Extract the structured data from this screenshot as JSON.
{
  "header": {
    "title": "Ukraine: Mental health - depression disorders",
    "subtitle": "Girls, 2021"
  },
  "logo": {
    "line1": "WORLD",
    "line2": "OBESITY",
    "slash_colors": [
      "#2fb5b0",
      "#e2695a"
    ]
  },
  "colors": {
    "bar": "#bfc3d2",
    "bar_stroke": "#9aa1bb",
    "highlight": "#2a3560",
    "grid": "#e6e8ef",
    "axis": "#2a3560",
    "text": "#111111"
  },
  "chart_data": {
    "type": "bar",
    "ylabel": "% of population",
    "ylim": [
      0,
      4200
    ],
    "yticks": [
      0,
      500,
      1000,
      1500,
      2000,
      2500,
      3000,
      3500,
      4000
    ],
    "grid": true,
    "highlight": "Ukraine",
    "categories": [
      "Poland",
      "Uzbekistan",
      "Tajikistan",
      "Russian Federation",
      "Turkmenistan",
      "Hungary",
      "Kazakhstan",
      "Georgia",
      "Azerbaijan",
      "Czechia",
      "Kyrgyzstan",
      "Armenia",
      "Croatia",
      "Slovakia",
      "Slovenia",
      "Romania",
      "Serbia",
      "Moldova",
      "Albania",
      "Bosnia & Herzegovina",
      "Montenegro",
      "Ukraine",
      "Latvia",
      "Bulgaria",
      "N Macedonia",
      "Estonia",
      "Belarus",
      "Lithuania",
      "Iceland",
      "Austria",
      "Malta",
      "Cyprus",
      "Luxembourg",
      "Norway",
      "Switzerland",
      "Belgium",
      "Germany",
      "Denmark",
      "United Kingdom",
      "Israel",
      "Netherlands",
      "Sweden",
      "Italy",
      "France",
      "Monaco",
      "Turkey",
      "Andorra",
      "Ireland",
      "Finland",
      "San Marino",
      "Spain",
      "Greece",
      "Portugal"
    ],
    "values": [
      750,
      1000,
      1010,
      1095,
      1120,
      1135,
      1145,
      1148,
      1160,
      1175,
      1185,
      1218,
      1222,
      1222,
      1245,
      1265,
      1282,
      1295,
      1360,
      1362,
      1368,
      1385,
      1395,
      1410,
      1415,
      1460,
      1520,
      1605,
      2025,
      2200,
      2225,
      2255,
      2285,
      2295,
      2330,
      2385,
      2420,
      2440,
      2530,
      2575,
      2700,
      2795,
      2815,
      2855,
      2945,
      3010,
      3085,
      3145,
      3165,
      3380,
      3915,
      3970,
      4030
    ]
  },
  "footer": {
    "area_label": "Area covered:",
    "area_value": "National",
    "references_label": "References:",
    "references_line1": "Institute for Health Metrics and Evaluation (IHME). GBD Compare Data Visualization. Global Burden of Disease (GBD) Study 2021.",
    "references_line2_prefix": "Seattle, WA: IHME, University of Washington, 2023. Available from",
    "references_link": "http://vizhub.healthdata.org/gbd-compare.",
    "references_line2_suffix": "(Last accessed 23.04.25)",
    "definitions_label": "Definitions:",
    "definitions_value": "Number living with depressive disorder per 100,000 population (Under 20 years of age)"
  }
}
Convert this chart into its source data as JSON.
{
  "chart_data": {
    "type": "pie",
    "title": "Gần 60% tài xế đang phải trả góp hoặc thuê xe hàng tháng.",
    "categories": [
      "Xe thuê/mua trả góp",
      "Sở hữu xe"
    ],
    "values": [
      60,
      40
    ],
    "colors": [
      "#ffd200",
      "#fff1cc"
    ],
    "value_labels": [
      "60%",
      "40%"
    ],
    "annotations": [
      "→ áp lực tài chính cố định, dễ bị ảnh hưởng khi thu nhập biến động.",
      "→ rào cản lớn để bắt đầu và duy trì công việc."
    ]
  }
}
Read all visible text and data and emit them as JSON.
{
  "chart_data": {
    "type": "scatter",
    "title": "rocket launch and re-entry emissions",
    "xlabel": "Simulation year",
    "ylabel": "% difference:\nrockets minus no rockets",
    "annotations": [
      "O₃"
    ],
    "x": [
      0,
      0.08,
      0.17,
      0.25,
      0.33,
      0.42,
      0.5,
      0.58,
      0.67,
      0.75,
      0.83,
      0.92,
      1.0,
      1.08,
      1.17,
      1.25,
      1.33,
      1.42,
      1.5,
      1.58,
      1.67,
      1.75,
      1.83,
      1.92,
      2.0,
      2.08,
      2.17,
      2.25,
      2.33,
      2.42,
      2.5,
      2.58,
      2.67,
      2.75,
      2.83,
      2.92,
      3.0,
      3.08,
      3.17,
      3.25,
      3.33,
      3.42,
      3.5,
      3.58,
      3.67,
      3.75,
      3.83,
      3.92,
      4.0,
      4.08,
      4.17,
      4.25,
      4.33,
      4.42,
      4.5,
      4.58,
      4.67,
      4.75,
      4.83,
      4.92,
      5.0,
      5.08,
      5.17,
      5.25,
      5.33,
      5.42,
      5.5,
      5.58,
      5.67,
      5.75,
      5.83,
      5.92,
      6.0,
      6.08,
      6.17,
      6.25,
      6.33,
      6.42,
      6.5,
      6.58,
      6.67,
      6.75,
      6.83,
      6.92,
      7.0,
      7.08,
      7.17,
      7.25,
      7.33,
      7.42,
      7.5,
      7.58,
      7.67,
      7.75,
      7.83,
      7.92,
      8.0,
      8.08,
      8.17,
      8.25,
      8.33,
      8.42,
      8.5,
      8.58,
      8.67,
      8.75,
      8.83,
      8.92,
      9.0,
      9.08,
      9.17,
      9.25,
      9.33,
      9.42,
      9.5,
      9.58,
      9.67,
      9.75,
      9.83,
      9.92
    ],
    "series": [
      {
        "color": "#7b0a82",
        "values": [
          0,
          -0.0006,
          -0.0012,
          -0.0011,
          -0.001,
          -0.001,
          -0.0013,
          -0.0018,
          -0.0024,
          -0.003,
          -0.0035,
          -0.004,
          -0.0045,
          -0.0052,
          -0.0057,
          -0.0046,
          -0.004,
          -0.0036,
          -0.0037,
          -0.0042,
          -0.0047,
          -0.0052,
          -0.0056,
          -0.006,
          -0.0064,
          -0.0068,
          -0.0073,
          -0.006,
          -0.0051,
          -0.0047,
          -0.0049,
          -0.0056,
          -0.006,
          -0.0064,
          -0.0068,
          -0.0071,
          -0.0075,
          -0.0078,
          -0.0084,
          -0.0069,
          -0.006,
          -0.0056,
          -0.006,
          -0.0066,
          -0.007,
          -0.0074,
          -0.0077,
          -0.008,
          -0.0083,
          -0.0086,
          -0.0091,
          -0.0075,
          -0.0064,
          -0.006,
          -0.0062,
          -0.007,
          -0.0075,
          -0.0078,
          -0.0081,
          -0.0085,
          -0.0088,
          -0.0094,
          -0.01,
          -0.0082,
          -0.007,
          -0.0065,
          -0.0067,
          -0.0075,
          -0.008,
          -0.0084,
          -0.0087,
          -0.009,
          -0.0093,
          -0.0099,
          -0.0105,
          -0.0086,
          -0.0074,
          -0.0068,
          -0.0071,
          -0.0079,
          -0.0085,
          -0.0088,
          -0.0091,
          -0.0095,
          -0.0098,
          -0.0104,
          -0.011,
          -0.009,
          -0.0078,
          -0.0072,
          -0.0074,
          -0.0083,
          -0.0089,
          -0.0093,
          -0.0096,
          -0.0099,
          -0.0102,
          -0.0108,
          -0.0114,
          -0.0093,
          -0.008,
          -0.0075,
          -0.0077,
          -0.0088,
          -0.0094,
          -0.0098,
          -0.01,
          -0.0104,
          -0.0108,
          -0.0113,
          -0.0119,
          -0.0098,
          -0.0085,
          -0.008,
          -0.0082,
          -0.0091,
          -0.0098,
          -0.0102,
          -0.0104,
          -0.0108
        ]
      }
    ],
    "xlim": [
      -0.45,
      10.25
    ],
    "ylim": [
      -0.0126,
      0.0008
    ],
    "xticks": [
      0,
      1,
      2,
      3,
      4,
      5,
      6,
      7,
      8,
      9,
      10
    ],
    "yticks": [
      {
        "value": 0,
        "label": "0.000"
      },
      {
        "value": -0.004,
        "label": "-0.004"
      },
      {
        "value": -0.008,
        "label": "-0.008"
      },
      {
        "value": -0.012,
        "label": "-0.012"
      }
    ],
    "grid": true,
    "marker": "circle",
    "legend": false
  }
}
== == ==
__WHAT IS NEEDED__: Show the lines that mention the word "population".

__EXERCISE RESPONSE__:
    "ylabel": "% of population",
    "definitions_value": "Number living with depressive disorder per 100,000 population (Under 20 years of age)"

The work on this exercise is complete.